WHAT YOU HAVE TO DO: Copy each line below in which the string "الابتدائي" occurs.

LISTING:
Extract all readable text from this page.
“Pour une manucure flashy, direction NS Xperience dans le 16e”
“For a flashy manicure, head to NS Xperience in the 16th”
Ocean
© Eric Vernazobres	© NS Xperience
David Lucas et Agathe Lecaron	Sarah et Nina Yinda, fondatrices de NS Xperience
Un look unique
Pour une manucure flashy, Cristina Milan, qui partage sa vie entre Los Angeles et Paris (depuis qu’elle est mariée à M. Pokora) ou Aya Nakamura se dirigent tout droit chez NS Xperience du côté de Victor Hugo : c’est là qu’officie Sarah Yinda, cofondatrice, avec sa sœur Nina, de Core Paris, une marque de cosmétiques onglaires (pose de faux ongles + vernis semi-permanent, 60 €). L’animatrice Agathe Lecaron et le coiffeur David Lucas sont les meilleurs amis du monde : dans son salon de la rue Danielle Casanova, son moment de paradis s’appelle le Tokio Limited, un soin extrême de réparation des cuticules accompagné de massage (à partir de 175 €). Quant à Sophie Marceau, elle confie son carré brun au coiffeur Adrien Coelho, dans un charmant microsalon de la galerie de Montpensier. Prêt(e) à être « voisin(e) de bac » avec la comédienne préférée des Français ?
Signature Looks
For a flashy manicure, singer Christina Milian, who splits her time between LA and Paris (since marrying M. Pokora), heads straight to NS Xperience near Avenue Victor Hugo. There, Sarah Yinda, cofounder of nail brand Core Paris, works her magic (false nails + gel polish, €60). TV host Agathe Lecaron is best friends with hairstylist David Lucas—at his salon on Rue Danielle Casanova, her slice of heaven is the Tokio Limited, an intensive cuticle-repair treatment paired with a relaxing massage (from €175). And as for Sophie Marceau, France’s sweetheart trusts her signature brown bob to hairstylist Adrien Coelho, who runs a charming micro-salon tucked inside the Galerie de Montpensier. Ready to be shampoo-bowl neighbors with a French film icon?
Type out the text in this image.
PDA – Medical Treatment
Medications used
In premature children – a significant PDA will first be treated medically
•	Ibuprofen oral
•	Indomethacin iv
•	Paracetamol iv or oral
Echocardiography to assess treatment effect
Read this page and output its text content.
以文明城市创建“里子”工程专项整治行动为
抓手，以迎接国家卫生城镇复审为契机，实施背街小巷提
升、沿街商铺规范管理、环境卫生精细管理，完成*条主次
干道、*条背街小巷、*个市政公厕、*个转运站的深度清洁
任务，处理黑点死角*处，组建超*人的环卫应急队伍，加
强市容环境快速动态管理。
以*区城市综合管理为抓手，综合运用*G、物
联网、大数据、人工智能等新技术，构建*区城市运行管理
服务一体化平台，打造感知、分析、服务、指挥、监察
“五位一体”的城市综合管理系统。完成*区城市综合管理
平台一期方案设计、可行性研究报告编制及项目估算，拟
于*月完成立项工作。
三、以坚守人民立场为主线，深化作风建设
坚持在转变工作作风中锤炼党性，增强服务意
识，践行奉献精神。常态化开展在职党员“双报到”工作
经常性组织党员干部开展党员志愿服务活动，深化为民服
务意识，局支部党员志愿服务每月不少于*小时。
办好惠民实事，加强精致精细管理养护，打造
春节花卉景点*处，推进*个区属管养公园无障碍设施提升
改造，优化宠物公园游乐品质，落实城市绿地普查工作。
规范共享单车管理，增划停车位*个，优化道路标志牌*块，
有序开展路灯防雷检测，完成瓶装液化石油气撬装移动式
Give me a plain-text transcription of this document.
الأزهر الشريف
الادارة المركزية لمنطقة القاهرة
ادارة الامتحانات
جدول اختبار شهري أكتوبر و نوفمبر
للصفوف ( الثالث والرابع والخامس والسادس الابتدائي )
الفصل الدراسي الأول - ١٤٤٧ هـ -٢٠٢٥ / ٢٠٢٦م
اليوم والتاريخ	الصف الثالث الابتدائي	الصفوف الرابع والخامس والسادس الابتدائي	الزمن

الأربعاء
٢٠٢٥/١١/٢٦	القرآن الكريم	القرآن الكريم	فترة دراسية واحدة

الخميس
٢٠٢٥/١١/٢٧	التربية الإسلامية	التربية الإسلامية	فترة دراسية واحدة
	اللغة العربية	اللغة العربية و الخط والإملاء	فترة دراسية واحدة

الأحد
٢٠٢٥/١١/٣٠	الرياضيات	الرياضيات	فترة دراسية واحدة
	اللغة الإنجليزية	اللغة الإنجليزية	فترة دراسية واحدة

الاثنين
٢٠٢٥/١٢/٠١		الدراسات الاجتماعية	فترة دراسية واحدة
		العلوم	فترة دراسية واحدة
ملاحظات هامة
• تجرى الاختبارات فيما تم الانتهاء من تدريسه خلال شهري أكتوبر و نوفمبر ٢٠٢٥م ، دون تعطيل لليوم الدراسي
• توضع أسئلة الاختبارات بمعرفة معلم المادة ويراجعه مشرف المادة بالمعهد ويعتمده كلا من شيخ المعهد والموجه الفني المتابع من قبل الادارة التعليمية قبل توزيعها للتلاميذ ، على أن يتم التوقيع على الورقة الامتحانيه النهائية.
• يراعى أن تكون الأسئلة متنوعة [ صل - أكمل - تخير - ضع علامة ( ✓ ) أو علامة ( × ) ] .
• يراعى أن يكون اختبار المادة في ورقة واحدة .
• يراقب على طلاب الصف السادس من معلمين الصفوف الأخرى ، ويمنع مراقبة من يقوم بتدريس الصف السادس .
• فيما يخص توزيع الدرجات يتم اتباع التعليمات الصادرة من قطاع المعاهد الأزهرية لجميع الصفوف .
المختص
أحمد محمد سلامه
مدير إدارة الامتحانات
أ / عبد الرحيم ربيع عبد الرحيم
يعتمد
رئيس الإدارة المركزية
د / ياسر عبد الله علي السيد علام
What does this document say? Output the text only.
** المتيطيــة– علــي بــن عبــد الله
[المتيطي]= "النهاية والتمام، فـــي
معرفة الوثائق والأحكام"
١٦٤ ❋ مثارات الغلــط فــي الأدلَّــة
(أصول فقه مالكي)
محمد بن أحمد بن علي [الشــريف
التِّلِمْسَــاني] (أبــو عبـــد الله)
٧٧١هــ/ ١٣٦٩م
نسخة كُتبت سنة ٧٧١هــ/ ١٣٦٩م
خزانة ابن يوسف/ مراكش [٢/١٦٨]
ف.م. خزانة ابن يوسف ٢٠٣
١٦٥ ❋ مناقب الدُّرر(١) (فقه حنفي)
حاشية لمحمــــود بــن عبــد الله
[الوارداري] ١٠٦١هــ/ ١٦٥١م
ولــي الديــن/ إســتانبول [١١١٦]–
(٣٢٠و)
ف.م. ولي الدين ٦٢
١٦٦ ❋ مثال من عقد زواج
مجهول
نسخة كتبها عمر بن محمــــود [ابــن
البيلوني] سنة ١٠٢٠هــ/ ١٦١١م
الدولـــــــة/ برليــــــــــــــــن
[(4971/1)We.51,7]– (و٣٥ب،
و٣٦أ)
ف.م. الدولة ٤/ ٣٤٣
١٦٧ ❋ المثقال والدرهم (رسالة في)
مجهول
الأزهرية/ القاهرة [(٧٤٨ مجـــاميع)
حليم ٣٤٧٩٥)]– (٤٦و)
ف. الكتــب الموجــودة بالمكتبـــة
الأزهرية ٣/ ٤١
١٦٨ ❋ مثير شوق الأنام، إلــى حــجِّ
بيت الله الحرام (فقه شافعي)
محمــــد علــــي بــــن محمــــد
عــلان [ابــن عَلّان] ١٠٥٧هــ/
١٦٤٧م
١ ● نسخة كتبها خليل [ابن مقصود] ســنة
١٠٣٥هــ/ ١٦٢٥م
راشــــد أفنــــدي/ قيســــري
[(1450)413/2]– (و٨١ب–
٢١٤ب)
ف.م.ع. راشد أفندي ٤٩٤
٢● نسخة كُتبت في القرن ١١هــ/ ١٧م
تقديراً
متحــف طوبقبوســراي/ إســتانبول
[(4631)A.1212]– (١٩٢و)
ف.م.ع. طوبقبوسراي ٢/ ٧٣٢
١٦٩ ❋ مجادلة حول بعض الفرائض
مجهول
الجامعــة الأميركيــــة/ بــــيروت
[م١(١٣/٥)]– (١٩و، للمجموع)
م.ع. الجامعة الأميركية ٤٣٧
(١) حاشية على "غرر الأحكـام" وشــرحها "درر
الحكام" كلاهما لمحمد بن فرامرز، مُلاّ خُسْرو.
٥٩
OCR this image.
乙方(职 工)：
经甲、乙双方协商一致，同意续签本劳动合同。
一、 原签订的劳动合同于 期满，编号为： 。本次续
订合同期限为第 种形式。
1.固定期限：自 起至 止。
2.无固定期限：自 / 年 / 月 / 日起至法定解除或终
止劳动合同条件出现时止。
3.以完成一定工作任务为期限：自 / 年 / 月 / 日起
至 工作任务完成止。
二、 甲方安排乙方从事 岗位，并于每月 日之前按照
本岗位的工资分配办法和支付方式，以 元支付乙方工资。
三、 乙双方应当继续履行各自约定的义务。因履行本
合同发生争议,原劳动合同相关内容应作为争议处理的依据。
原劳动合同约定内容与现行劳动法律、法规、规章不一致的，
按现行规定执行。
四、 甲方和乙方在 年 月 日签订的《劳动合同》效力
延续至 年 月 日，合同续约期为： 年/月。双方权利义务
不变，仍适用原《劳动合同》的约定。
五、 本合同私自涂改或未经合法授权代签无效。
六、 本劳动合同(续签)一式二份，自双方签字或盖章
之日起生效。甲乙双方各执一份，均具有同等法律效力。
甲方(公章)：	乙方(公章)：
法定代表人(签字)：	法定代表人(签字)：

EXERCISE OUTPUT:
للصفوف ( الثالث والرابع والخامس والسادس الابتدائي )
اليوم والتاريخ	الصف الثالث الابتدائي	الصفوف الرابع والخامس والسادس الابتدائي	الزمن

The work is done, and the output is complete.